#### Short task
Extract each line containing the string "conditions".

#### Extracted entries
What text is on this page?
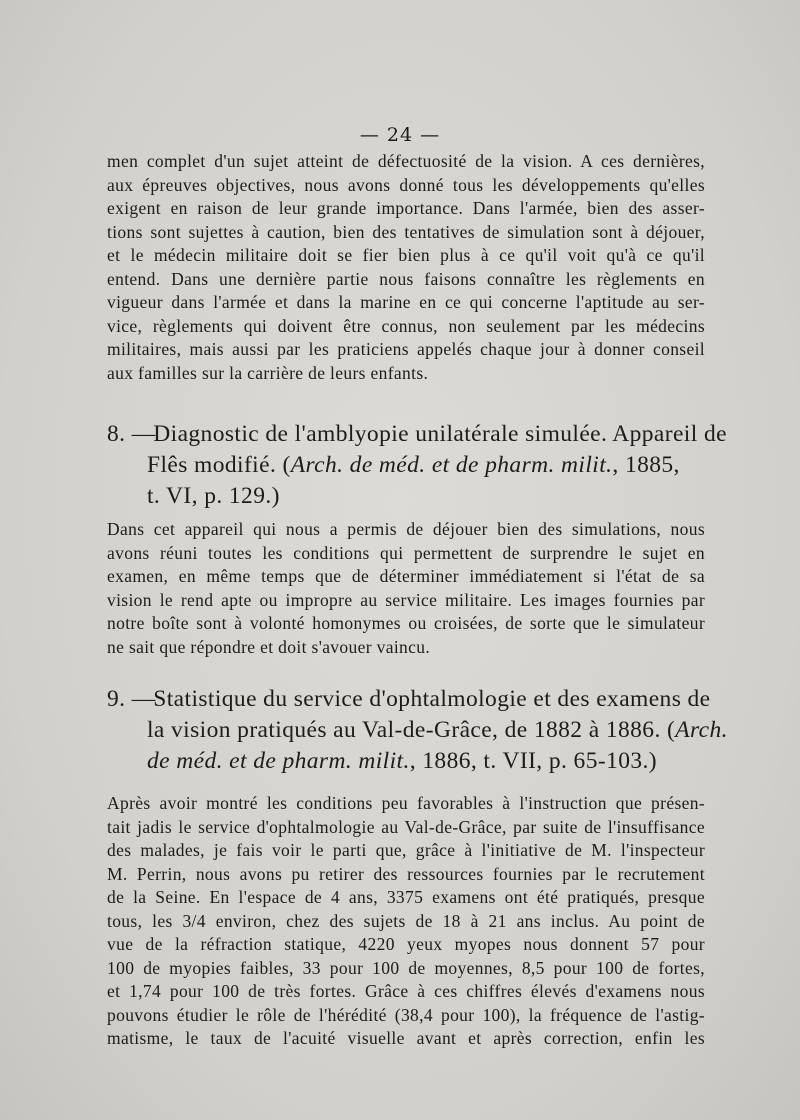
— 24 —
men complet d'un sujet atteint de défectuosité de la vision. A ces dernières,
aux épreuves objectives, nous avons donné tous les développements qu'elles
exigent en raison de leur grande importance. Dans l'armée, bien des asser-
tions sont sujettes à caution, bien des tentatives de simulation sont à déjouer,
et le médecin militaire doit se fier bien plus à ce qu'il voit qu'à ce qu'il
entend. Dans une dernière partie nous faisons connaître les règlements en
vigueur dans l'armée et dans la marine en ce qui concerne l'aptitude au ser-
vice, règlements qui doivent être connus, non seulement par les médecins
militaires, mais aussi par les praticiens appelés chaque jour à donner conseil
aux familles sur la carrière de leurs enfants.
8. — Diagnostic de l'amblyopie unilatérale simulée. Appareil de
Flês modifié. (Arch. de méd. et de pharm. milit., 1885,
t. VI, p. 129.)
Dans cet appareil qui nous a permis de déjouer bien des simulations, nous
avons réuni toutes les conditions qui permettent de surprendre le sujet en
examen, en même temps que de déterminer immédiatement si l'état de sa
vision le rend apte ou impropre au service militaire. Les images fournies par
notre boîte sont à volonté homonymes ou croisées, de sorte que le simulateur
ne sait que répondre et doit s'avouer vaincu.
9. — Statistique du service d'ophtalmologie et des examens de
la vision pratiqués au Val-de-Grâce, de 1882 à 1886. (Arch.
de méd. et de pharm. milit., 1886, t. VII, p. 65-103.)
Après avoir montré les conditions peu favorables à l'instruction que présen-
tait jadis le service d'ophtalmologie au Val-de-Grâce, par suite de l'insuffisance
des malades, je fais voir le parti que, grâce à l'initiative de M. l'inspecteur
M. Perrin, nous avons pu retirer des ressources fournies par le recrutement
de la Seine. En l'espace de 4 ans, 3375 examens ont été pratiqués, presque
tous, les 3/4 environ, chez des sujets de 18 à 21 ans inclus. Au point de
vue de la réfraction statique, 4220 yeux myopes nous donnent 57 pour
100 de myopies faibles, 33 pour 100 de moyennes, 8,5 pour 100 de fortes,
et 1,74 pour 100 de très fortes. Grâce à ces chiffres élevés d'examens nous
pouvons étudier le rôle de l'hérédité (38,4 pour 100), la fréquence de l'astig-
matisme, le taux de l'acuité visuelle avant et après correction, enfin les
...
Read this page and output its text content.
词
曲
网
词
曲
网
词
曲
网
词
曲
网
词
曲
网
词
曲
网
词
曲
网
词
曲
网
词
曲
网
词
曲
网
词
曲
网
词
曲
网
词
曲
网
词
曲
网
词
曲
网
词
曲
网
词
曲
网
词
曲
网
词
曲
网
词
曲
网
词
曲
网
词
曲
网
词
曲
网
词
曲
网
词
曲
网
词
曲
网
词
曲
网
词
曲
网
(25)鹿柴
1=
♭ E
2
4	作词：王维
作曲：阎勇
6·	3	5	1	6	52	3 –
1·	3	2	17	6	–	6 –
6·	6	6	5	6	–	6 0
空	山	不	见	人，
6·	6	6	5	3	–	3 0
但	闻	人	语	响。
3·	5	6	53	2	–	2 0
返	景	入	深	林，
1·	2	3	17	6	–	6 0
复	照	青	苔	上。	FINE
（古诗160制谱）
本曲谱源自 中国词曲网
* * *
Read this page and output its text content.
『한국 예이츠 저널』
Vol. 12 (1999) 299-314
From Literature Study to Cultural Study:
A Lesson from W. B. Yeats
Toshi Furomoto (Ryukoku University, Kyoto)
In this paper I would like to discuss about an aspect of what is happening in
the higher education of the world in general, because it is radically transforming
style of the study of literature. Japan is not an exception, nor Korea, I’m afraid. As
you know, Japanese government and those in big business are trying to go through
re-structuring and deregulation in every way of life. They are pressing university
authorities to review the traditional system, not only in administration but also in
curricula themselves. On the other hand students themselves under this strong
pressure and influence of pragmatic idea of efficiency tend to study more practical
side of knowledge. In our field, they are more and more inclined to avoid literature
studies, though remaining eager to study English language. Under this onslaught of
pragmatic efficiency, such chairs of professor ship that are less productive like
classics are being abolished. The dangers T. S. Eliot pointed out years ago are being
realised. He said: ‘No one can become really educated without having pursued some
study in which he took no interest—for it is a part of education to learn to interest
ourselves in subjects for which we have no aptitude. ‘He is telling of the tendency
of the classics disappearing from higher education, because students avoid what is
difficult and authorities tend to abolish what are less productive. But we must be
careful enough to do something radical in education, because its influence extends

#### Result for this task
avons réuni toutes les conditions qui permettent de surprendre le sujet en
Après avoir montré les conditions peu favorables à l'instruction que présen-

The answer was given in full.